DIRECTION: Each line below should be retyped exactly, with no pictures.

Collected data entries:
--- Start ---
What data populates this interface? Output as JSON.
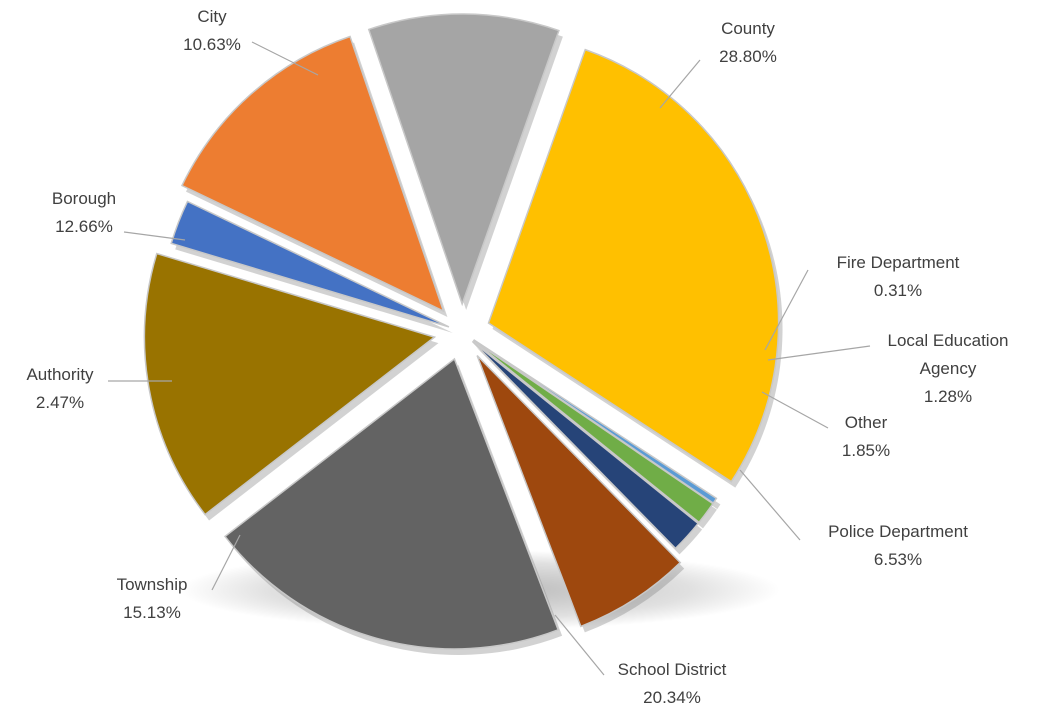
{
  "chart_data": {
    "type": "pie",
    "title": "",
    "exploded": true,
    "slices": [
      {
        "label": "County",
        "value": 28.8,
        "value_label": "28.80%",
        "color": "#FFC000"
      },
      {
        "label": "Fire Department",
        "value": 0.31,
        "value_label": "0.31%",
        "color": "#5B9BD5"
      },
      {
        "label": "Local Education Agency",
        "value": 1.28,
        "value_label": "1.28%",
        "color": "#70AD47"
      },
      {
        "label": "Other",
        "value": 1.85,
        "value_label": "1.85%",
        "color": "#264478"
      },
      {
        "label": "Police Department",
        "value": 6.53,
        "value_label": "6.53%",
        "color": "#9E480E"
      },
      {
        "label": "School District",
        "value": 20.34,
        "value_label": "20.34%",
        "color": "#636363"
      },
      {
        "label": "Township",
        "value": 15.13,
        "value_label": "15.13%",
        "color": "#997300"
      },
      {
        "label": "Authority",
        "value": 2.47,
        "value_label": "2.47%",
        "color": "#4472C4"
      },
      {
        "label": "Borough",
        "value": 12.66,
        "value_label": "12.66%",
        "color": "#ED7D31"
      },
      {
        "label": "City",
        "value": 10.63,
        "value_label": "10.63%",
        "color": "#A5A5A5"
      }
    ]
  }
}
--- End ---
RESPONSE TO THE EXERCISE:
What data populates this interface? Output as JSON.
{
  "chart_data": {
    "type": "pie",
    "title": "",
    "exploded": true,
    "slices": [
      {
        "label": "County",
        "value": 28.8,
        "value_label": "28.80%",
        "color": "#FFC000"
      },
      {
        "label": "Fire Department",
        "value": 0.31,
        "value_label": "0.31%",
        "color": "#5B9BD5"
      },
      {
        "label": "Local Education Agency",
        "value": 1.28,
        "value_label": "1.28%",
        "color": "#70AD47"
      },
      {
        "label": "Other",
        "value": 1.85,
        "value_label": "1.85%",
        "color": "#264478"
      },
      {
        "label": "Police Department",
        "value": 6.53,
        "value_label": "6.53%",
        "color": "#9E480E"
      },
      {
        "label": "School District",
        "value": 20.34,
        "value_label": "20.34%",
        "color": "#636363"
      },
      {
        "label": "Township",
        "value": 15.13,
        "value_label": "15.13%",
        "color": "#997300"
      },
      {
        "label": "Authority",
        "value": 2.47,
        "value_label": "2.47%",
        "color": "#4472C4"
      },
      {
        "label": "Borough",
        "value": 12.66,
        "value_label": "12.66%",
        "color": "#ED7D31"
      },
      {
        "label": "City",
        "value": 10.63,
        "value_label": "10.63%",
        "color": "#A5A5A5"
      }
    ]
  }
}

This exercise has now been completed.